* Stated exercise: Extract all lines that hold "name" from the records below.

#### Records supplied

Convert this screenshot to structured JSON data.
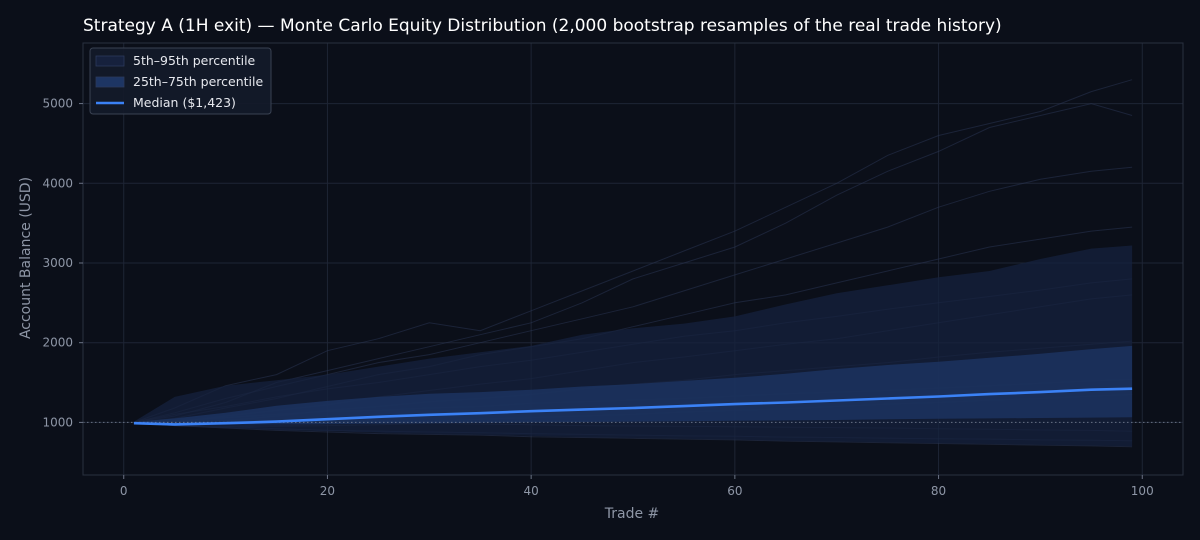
{
  "chart_data": {
    "type": "area",
    "title": "Strategy A (1H exit) — Monte Carlo Equity Distribution (2,000 bootstrap resamples of the real trade history)",
    "xlabel": "Trade #",
    "ylabel": "Account Balance (USD)",
    "xlim": [
      -4,
      104
    ],
    "ylim": [
      340,
      5760
    ],
    "xticks": [
      0,
      20,
      40,
      60,
      80,
      100
    ],
    "yticks": [
      1000,
      2000,
      3000,
      4000,
      5000
    ],
    "grid": true,
    "legend_position": "top-left",
    "reference_line": {
      "y": 1000,
      "style": "dotted"
    },
    "x": [
      1,
      5,
      10,
      15,
      20,
      25,
      30,
      35,
      40,
      45,
      50,
      55,
      60,
      65,
      70,
      75,
      80,
      85,
      90,
      95,
      99
    ],
    "band_outer": {
      "name": "5th–95th percentile",
      "color": "#16213d",
      "lower": [
        990,
        960,
        930,
        905,
        890,
        870,
        855,
        845,
        830,
        815,
        805,
        795,
        785,
        770,
        760,
        750,
        740,
        730,
        720,
        710,
        700
      ],
      "upper": [
        1010,
        1320,
        1460,
        1530,
        1600,
        1700,
        1800,
        1880,
        1960,
        2100,
        2180,
        2240,
        2330,
        2480,
        2620,
        2720,
        2820,
        2900,
        3050,
        3180,
        3220
      ]
    },
    "band_inner": {
      "name": "25th–75th percentile",
      "color": "#1d3563",
      "lower": [
        995,
        985,
        975,
        975,
        980,
        985,
        990,
        995,
        1000,
        1005,
        1010,
        1015,
        1020,
        1025,
        1030,
        1040,
        1045,
        1050,
        1055,
        1060,
        1065
      ],
      "upper": [
        1005,
        1050,
        1120,
        1210,
        1270,
        1320,
        1360,
        1380,
        1410,
        1450,
        1480,
        1520,
        1560,
        1610,
        1670,
        1720,
        1760,
        1810,
        1860,
        1920,
        1960
      ]
    },
    "series": [
      {
        "name": "Median ($1,423)",
        "color": "#3b82f6",
        "values": [
          990,
          975,
          990,
          1010,
          1040,
          1070,
          1095,
          1115,
          1140,
          1160,
          1180,
          1205,
          1230,
          1250,
          1275,
          1300,
          1325,
          1355,
          1380,
          1410,
          1423
        ]
      }
    ],
    "sample_paths": [
      [
        1000,
        1180,
        1460,
        1600,
        1900,
        2050,
        2250,
        2150,
        2400,
        2650,
        2900,
        3150,
        3400,
        3700,
        4000,
        4350,
        4600,
        4750,
        4900,
        5150,
        5300
      ],
      [
        1000,
        1080,
        1250,
        1500,
        1650,
        1800,
        1950,
        2100,
        2250,
        2500,
        2800,
        3000,
        3200,
        3500,
        3850,
        4150,
        4400,
        4700,
        4850,
        5000,
        4850
      ],
      [
        1000,
        1120,
        1300,
        1450,
        1600,
        1750,
        1850,
        2000,
        2150,
        2300,
        2450,
        2650,
        2850,
        3050,
        3250,
        3450,
        3700,
        3900,
        4050,
        4150,
        4200
      ],
      [
        1000,
        1050,
        1180,
        1300,
        1450,
        1600,
        1700,
        1850,
        1950,
        2050,
        2200,
        2350,
        2500,
        2600,
        2750,
        2900,
        3050,
        3200,
        3300,
        3400,
        3450
      ],
      [
        1000,
        1000,
        1080,
        1150,
        1220,
        1320,
        1400,
        1480,
        1550,
        1650,
        1750,
        1820,
        1900,
        1980,
        2050,
        2150,
        2250,
        2350,
        2450,
        2550,
        2600
      ],
      [
        1000,
        980,
        1020,
        1080,
        1150,
        1200,
        1260,
        1300,
        1350,
        1420,
        1480,
        1530,
        1600,
        1650,
        1700,
        1750,
        1820,
        1880,
        1930,
        1980,
        2020
      ],
      [
        1000,
        960,
        940,
        960,
        980,
        1000,
        1010,
        1040,
        1060,
        1080,
        1100,
        1130,
        1150,
        1170,
        1200,
        1230,
        1250,
        1280,
        1300,
        1330,
        1350
      ],
      [
        1000,
        970,
        950,
        920,
        900,
        890,
        880,
        870,
        860,
        850,
        840,
        830,
        825,
        815,
        810,
        800,
        795,
        790,
        780,
        775,
        770
      ],
      [
        1000,
        960,
        930,
        900,
        880,
        860,
        850,
        840,
        820,
        810,
        800,
        790,
        780,
        765,
        755,
        745,
        735,
        725,
        715,
        705,
        695
      ],
      [
        1000,
        1020,
        1060,
        1100,
        1140,
        1150,
        1180,
        1200,
        1240,
        1260,
        1280,
        1300,
        1330,
        1360,
        1380,
        1400,
        1430,
        1460,
        1490,
        1520,
        1540
      ],
      [
        1000,
        1100,
        1200,
        1320,
        1420,
        1500,
        1600,
        1700,
        1780,
        1880,
        1980,
        2080,
        2150,
        2250,
        2330,
        2420,
        2500,
        2580,
        2660,
        2750,
        2800
      ],
      [
        1000,
        990,
        970,
        950,
        960,
        970,
        990,
        980,
        970,
        960,
        955,
        950,
        945,
        940,
        935,
        930,
        920,
        915,
        905,
        900,
        890
      ]
    ]
  }
}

########

* Task result:
      "name": "5th–95th percentile",
      "name": "25th–75th percentile",
        "name": "Median ($1,423)",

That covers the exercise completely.